* start EXTRACTED ENTRIES *

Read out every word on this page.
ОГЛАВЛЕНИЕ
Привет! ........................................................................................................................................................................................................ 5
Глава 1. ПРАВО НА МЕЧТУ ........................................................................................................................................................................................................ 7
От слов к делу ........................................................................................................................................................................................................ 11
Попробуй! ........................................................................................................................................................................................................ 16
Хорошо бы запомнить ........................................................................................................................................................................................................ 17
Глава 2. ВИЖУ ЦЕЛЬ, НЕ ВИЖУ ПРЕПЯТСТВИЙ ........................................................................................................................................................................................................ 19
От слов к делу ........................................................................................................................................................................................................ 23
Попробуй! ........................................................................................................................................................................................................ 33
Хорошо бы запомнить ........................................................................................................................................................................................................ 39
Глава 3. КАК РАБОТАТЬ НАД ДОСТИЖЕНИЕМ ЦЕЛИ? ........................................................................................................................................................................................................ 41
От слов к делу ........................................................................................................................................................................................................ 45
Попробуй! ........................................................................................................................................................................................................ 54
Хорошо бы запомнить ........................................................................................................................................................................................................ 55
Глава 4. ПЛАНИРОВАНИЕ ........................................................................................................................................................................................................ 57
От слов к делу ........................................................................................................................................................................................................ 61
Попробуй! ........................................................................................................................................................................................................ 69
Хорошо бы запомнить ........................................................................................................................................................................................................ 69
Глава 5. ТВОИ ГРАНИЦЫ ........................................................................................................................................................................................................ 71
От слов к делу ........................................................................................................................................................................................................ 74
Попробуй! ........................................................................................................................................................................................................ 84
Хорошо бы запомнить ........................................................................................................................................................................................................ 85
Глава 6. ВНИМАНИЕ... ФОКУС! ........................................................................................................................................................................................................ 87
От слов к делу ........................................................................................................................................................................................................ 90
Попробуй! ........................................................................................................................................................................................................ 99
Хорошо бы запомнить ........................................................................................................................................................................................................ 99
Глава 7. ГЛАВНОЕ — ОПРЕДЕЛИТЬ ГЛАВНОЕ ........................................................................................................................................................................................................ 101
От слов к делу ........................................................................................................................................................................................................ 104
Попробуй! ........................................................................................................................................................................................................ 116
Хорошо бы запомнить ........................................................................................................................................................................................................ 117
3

* end EXTRACTED ENTRIES *

* [WHAT YOU SHOULD DO] Print again each line of the listing above, exactly as it appears.

* [RESULT BELOW]
Read out every word on this page.
ОГЛАВЛЕНИЕ
Привет! ........................................................................................................................................................................................................ 5
Глава 1. ПРАВО НА МЕЧТУ ........................................................................................................................................................................................................ 7
От слов к делу ........................................................................................................................................................................................................ 11
Попробуй! ........................................................................................................................................................................................................ 16
Хорошо бы запомнить ........................................................................................................................................................................................................ 17
Глава 2. ВИЖУ ЦЕЛЬ, НЕ ВИЖУ ПРЕПЯТСТВИЙ ........................................................................................................................................................................................................ 19
От слов к делу ........................................................................................................................................................................................................ 23
Попробуй! ........................................................................................................................................................................................................ 33
Хорошо бы запомнить ........................................................................................................................................................................................................ 39
Глава 3. КАК РАБОТАТЬ НАД ДОСТИЖЕНИЕМ ЦЕЛИ? ........................................................................................................................................................................................................ 41
От слов к делу ........................................................................................................................................................................................................ 45
Попробуй! ........................................................................................................................................................................................................ 54
Хорошо бы запомнить ........................................................................................................................................................................................................ 55
Глава 4. ПЛАНИРОВАНИЕ ........................................................................................................................................................................................................ 57
От слов к делу ........................................................................................................................................................................................................ 61
Попробуй! ........................................................................................................................................................................................................ 69
Хорошо бы запомнить ........................................................................................................................................................................................................ 69
Глава 5. ТВОИ ГРАНИЦЫ ........................................................................................................................................................................................................ 71
От слов к делу ........................................................................................................................................................................................................ 74
Попробуй! ........................................................................................................................................................................................................ 84
Хорошо бы запомнить ........................................................................................................................................................................................................ 85
Глава 6. ВНИМАНИЕ... ФОКУС! ........................................................................................................................................................................................................ 87
От слов к делу ........................................................................................................................................................................................................ 90
Попробуй! ........................................................................................................................................................................................................ 99
Хорошо бы запомнить ........................................................................................................................................................................................................ 99
Глава 7. ГЛАВНОЕ — ОПРЕДЕЛИТЬ ГЛАВНОЕ ........................................................................................................................................................................................................ 101
От слов к делу ........................................................................................................................................................................................................ 104
Попробуй! ........................................................................................................................................................................................................ 116
Хорошо бы запомнить ........................................................................................................................................................................................................ 117
3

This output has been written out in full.